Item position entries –
┄┄┄┄┄┄┄┄┄┄┄┄┄┄┄┄┄┄┄┄

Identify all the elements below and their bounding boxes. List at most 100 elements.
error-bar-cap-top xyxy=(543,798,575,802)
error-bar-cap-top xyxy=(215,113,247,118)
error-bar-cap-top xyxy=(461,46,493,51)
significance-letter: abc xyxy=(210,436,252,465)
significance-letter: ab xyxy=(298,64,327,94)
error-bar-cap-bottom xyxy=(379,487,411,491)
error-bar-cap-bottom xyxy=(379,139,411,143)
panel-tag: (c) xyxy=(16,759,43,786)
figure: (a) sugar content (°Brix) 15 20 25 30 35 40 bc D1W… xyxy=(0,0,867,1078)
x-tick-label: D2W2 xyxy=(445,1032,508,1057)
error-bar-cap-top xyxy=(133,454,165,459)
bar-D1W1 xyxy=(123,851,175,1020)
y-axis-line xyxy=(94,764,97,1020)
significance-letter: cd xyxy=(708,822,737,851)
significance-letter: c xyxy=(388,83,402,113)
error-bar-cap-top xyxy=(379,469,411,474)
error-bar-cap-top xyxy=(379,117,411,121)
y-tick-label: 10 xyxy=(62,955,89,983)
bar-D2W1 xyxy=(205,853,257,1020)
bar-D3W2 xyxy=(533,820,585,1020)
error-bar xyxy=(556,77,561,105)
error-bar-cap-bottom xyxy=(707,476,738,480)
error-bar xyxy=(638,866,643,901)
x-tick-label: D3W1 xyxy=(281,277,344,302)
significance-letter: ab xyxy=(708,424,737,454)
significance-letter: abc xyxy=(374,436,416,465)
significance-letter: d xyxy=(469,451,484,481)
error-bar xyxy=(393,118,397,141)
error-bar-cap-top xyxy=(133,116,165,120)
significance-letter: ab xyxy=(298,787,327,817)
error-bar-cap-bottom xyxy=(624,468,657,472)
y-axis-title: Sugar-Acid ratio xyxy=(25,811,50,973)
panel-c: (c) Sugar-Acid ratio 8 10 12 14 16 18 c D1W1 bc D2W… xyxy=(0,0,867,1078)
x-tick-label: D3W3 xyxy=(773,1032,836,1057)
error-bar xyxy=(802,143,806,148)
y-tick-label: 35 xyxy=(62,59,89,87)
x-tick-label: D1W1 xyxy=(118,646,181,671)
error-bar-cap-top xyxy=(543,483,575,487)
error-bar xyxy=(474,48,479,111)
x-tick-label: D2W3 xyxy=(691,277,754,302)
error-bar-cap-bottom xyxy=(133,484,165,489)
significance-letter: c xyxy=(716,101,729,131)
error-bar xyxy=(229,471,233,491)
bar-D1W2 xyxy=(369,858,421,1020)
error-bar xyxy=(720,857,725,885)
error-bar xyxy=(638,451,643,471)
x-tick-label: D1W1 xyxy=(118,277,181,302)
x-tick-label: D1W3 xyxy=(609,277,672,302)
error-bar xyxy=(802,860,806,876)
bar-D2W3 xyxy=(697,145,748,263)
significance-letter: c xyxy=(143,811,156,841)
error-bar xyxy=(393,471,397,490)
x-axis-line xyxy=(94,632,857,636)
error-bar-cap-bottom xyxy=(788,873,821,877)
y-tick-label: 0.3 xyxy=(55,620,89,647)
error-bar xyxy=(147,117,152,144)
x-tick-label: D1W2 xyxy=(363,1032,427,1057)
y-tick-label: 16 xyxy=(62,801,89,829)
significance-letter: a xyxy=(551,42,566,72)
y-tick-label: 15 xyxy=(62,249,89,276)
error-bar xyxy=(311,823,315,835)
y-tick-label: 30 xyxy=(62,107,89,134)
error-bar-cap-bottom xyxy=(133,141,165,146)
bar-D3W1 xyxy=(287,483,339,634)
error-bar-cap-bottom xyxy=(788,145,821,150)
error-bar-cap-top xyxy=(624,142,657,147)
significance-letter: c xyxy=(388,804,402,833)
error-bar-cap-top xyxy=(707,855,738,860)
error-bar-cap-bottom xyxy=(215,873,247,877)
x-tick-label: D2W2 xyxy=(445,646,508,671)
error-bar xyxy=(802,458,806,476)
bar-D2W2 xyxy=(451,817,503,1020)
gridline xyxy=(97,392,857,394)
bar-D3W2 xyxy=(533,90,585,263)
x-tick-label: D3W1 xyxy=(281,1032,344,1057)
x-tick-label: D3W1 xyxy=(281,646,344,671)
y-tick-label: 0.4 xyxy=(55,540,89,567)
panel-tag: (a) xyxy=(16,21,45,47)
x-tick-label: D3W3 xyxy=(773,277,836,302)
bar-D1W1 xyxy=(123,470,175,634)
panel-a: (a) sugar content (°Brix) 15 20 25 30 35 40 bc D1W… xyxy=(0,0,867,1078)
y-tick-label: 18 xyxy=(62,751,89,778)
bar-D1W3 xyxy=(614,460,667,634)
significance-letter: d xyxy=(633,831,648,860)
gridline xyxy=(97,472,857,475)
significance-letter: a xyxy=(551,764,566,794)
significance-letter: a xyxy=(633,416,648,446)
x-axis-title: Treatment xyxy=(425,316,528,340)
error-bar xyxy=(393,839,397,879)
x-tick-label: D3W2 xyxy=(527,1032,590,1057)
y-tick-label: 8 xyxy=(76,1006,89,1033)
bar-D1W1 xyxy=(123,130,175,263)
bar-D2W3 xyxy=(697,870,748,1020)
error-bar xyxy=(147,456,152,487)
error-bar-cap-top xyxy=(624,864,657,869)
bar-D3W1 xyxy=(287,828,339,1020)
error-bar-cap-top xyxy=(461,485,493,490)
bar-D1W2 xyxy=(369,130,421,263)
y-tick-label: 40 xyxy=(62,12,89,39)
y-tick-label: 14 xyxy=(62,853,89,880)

┄┄┄┄┄┄┄┄┄┄┄┄┄┄┄┄┄┄┄┄

The request –
Give the stretch from the start of the entries through the line containing "significance-letter: abc xyxy=(374,436,416,465)" as a numbered list, leaving out any blank lines.

Exercise output –
1. Identify all the elements below and their bounding boxes. List at most 100 elements.
2. error-bar-cap-top xyxy=(543,798,575,802)
3. error-bar-cap-top xyxy=(215,113,247,118)
4. error-bar-cap-top xyxy=(461,46,493,51)
5. significance-letter: abc xyxy=(210,436,252,465)
6. significance-letter: ab xyxy=(298,64,327,94)
7. error-bar-cap-bottom xyxy=(379,487,411,491)
8. error-bar-cap-bottom xyxy=(379,139,411,143)
9. panel-tag: (c) xyxy=(16,759,43,786)
10. figure: (a) sugar content (°Brix) 15 20 25 30 35 40 bc D1W… xyxy=(0,0,867,1078)
11. x-tick-label: D2W2 xyxy=(445,1032,508,1057)
12. error-bar-cap-top xyxy=(133,454,165,459)
13. bar-D1W1 xyxy=(123,851,175,1020)
14. y-axis-line xyxy=(94,764,97,1020)
15. significance-letter: cd xyxy=(708,822,737,851)
16. significance-letter: c xyxy=(388,83,402,113)
17. error-bar-cap-top xyxy=(379,469,411,474)
18. error-bar-cap-top xyxy=(379,117,411,121)
19. y-tick-label: 10 xyxy=(62,955,89,983)
20. bar-D2W1 xyxy=(205,853,257,1020)
21. bar-D3W2 xyxy=(533,820,585,1020)
22. error-bar xyxy=(556,77,561,105)
23. error-bar-cap-bottom xyxy=(707,476,738,480)
24. error-bar xyxy=(638,866,643,901)
25. x-tick-label: D3W1 xyxy=(281,277,344,302)
26. significance-letter: ab xyxy=(708,424,737,454)
27. significance-letter: abc xyxy=(374,436,416,465)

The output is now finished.